→ **RECORDED DATA**:
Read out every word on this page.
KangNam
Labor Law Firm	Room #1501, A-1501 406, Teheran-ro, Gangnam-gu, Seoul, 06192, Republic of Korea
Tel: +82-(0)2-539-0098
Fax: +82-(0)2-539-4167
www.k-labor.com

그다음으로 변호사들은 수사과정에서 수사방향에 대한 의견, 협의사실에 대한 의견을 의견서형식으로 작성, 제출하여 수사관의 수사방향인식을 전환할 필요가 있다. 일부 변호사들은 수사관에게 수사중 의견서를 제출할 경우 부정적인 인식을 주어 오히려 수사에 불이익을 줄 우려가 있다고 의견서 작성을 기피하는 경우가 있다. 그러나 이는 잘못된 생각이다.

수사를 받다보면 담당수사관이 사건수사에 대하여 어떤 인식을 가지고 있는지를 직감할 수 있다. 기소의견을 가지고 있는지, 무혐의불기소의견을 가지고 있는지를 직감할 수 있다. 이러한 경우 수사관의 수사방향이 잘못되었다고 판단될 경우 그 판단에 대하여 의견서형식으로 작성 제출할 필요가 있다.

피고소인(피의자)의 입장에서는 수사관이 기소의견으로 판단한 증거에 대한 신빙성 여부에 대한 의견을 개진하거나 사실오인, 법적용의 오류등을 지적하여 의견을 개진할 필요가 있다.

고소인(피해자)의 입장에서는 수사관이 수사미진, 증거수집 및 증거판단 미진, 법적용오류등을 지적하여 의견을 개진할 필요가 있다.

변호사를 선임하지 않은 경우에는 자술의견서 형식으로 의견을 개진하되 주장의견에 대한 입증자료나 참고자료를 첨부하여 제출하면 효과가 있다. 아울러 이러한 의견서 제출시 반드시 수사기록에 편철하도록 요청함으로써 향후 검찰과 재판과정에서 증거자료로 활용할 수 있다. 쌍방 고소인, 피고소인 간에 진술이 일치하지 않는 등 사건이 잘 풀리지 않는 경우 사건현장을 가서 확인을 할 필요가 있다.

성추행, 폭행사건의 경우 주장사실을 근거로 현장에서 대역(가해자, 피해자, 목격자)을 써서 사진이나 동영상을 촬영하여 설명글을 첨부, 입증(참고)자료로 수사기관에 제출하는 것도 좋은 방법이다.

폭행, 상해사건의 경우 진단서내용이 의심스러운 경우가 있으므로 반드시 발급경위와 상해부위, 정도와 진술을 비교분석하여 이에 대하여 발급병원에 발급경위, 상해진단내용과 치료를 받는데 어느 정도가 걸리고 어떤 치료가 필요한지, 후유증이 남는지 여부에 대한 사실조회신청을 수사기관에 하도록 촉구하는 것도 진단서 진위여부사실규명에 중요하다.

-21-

---

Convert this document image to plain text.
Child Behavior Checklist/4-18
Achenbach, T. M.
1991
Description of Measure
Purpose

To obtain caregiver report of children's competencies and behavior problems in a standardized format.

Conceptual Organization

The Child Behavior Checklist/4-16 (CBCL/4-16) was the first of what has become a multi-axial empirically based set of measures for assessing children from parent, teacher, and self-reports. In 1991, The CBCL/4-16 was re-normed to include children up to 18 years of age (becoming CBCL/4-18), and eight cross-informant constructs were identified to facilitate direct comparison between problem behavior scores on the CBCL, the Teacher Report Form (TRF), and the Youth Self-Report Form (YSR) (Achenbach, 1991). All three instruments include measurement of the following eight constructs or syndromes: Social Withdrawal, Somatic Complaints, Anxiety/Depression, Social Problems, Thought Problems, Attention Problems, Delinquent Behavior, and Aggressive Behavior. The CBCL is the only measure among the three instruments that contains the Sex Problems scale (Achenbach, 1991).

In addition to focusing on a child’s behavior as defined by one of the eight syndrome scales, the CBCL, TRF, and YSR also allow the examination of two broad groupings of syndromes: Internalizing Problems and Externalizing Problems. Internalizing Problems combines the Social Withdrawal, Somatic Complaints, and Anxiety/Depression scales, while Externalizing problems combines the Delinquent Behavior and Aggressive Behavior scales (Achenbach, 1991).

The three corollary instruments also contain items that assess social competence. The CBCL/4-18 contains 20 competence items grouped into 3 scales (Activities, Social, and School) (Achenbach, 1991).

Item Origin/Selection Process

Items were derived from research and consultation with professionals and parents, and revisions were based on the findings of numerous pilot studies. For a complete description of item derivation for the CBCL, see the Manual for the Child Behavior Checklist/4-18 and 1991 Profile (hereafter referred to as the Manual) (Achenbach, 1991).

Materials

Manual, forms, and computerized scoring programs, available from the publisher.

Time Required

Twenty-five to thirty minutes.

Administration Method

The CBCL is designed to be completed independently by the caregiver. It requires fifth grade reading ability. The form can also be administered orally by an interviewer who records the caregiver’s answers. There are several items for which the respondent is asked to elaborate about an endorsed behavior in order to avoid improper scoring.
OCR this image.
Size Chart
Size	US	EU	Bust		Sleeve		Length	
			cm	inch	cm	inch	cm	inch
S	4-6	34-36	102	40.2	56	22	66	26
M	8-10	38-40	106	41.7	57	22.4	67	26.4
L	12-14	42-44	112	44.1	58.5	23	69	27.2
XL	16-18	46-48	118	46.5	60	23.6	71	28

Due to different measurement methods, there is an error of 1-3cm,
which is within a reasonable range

==

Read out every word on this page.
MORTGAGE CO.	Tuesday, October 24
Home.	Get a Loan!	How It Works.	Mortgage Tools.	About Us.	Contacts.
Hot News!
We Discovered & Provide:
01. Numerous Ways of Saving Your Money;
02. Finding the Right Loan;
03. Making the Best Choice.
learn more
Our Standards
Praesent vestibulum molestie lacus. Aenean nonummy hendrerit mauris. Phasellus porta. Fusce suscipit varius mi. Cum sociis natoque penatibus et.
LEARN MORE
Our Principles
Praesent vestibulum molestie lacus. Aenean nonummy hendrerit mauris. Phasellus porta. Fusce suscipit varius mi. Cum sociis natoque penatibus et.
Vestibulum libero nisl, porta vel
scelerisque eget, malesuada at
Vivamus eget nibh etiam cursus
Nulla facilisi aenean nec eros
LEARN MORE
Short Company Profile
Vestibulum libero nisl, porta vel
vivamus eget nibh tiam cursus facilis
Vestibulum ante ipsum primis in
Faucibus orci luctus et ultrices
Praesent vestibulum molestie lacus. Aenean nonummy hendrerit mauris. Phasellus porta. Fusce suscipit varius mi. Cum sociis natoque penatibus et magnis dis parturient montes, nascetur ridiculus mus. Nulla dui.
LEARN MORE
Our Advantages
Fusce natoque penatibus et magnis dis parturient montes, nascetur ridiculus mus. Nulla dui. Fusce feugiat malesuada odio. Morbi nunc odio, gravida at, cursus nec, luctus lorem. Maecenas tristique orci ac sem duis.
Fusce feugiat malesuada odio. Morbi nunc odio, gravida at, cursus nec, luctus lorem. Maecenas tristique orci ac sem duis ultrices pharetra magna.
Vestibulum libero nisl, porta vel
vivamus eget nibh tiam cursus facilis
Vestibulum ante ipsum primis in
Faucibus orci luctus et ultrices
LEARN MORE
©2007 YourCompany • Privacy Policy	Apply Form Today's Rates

→ **TASK DETAILS**:
Look through the data and gather every line with the string "수사기관에" in it.

→ **CORRECT RESPONSE**:
성추행, 폭행사건의 경우 주장사실을 근거로 현장에서 대역(가해자, 피해자, 목격자)을 써서 사진이나 동영상을 촬영하여 설명글을 첨부, 입증(참고)자료로 수사기관에 제출하는 것도 좋은 방법이다.
폭행, 상해사건의 경우 진단서내용이 의심스러운 경우가 있으므로 반드시 발급경위와 상해부위, 정도와 진술을 비교분석하여 이에 대하여 발급병원에 발급경위, 상해진단내용과 치료를 받는데 어느 정도가 걸리고 어떤 치료가 필요한지, 후유증이 남는지 여부에 대한 사실조회신청을 수사기관에 하도록 촉구하는 것도 진단서 진위여부사실규명에 중요하다.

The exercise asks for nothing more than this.